[Data lines start]

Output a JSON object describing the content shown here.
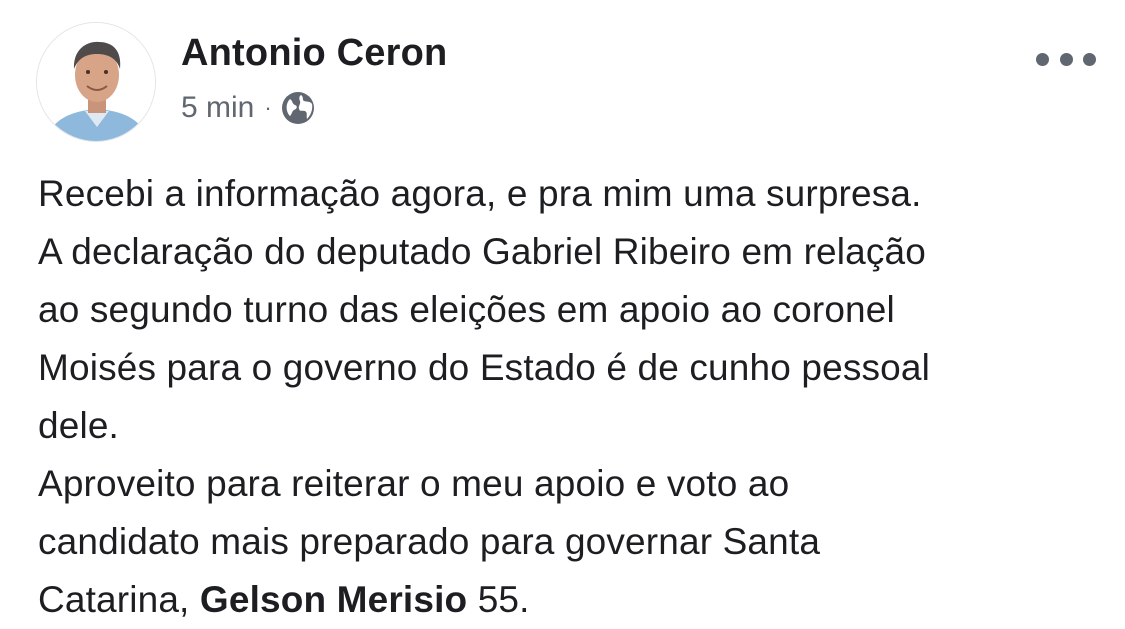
{
  "post": {
    "author": "Antonio Ceron",
    "time": "5 min",
    "separator": "·",
    "privacy_icon": "globe-icon",
    "more_icon": "more-options-icon",
    "lines": [
      "Recebi a informação agora, e pra mim uma surpresa.",
      "A declaração do deputado Gabriel Ribeiro em relação",
      "ao segundo turno das eleições em apoio ao coronel",
      "Moisés para o governo do Estado é de cunho pessoal",
      "dele.",
      "Aproveito para reiterar o meu apoio e voto ao",
      "candidato mais preparado para governar Santa"
    ],
    "last_line": {
      "prefix": "Catarina, ",
      "bold": "Gelson Merisio",
      "suffix": " 55."
    }
  },
  "colors": {
    "text": "#1c1e21",
    "meta": "#606770",
    "background": "#ffffff"
  }
}
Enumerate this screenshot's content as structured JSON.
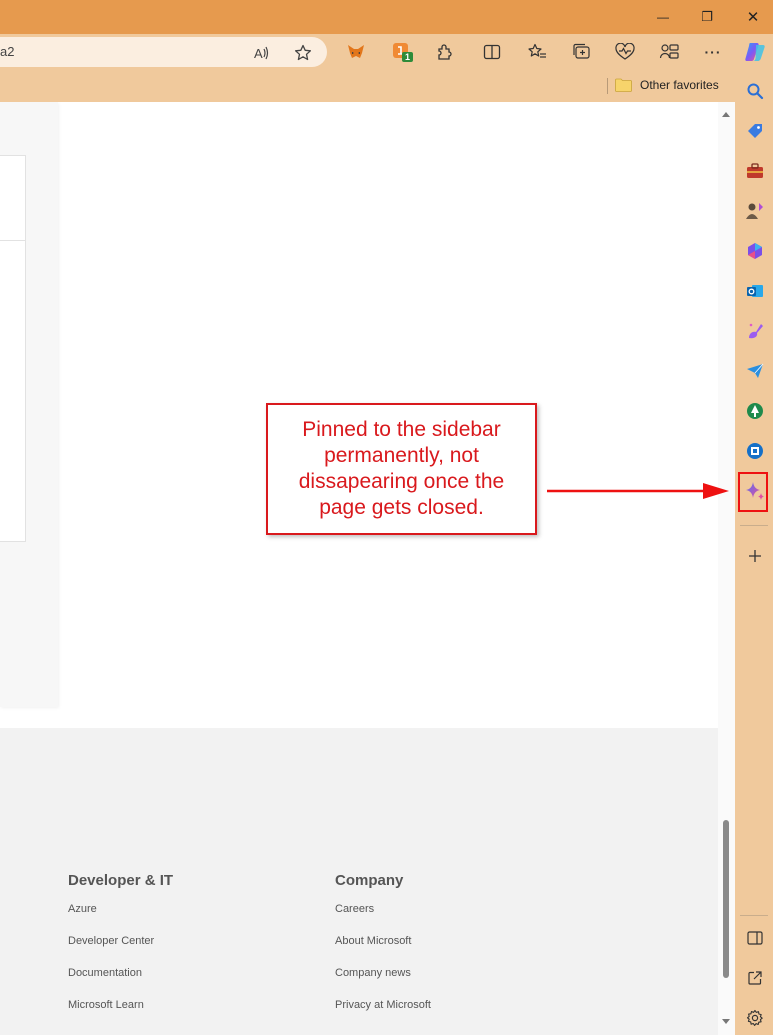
{
  "window": {
    "minimize": "—",
    "restore": "❐",
    "close": "✕"
  },
  "address": {
    "url_fragment": "a2"
  },
  "favorites": {
    "other_label": "Other favorites"
  },
  "toolbar": {
    "extension_badge": "1",
    "more_label": "···"
  },
  "annotation": {
    "text": "Pinned to the sidebar permanently, not dissapearing once the page gets closed.",
    "color": "#d9191d"
  },
  "footer": {
    "columns": [
      {
        "title": "Developer & IT",
        "links": [
          "Azure",
          "Developer Center",
          "Documentation",
          "Microsoft Learn"
        ]
      },
      {
        "title": "Company",
        "links": [
          "Careers",
          "About Microsoft",
          "Company news",
          "Privacy at Microsoft"
        ]
      }
    ]
  },
  "colors": {
    "titlebar": "#e69a4e",
    "toolbar": "#f0c99c",
    "highlight": "#e11111"
  },
  "sidebar": {
    "items": [
      "search-icon",
      "shopping-tag-icon",
      "tools-briefcase-icon",
      "games-icon",
      "microsoft-365-icon",
      "outlook-icon",
      "designer-icon",
      "drop-icon",
      "app-icon",
      "app-icon-2",
      "copilot-icon",
      "add-icon",
      "split-screen-icon",
      "open-external-icon",
      "settings-icon"
    ]
  }
}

[Data lines end]

In your copy of the records, include no pictures; repeat everything else exactly.

Output a JSON object describing the content shown here.
{
  "post": {
    "author": "Antonio Ceron",
    "time": "5 min",
    "separator": "·",
    "privacy_icon": "globe-icon",
    "more_icon": "more-options-icon",
    "lines": [
      "Recebi a informação agora, e pra mim uma surpresa.",
      "A declaração do deputado Gabriel Ribeiro em relação",
      "ao segundo turno das eleições em apoio ao coronel",
      "Moisés para o governo do Estado é de cunho pessoal",
      "dele.",
      "Aproveito para reiterar o meu apoio e voto ao",
      "candidato mais preparado para governar Santa"
    ],
    "last_line": {
      "prefix": "Catarina, ",
      "bold": "Gelson Merisio",
      "suffix": " 55."
    }
  },
  "colors": {
    "text": "#1c1e21",
    "meta": "#606770",
    "background": "#ffffff"
  }
}
Enumerate this screenshot's content as structured JSON.
{
  "window": {
    "minimize": "—",
    "restore": "❐",
    "close": "✕"
  },
  "address": {
    "url_fragment": "a2"
  },
  "favorites": {
    "other_label": "Other favorites"
  },
  "toolbar": {
    "extension_badge": "1",
    "more_label": "···"
  },
  "annotation": {
    "text": "Pinned to the sidebar permanently, not dissapearing once the page gets closed.",
    "color": "#d9191d"
  },
  "footer": {
    "columns": [
      {
        "title": "Developer & IT",
        "links": [
          "Azure",
          "Developer Center",
          "Documentation",
          "Microsoft Learn"
        ]
      },
      {
        "title": "Company",
        "links": [
          "Careers",
          "About Microsoft",
          "Company news",
          "Privacy at Microsoft"
        ]
      }
    ]
  },
  "colors": {
    "titlebar": "#e69a4e",
    "toolbar": "#f0c99c",
    "highlight": "#e11111"
  },
  "sidebar": {
    "items": [
      "search-icon",
      "shopping-tag-icon",
      "tools-briefcase-icon",
      "games-icon",
      "microsoft-365-icon",
      "outlook-icon",
      "designer-icon",
      "drop-icon",
      "app-icon",
      "app-icon-2",
      "copilot-icon",
      "add-icon",
      "split-screen-icon",
      "open-external-icon",
      "settings-icon"
    ]
  }
}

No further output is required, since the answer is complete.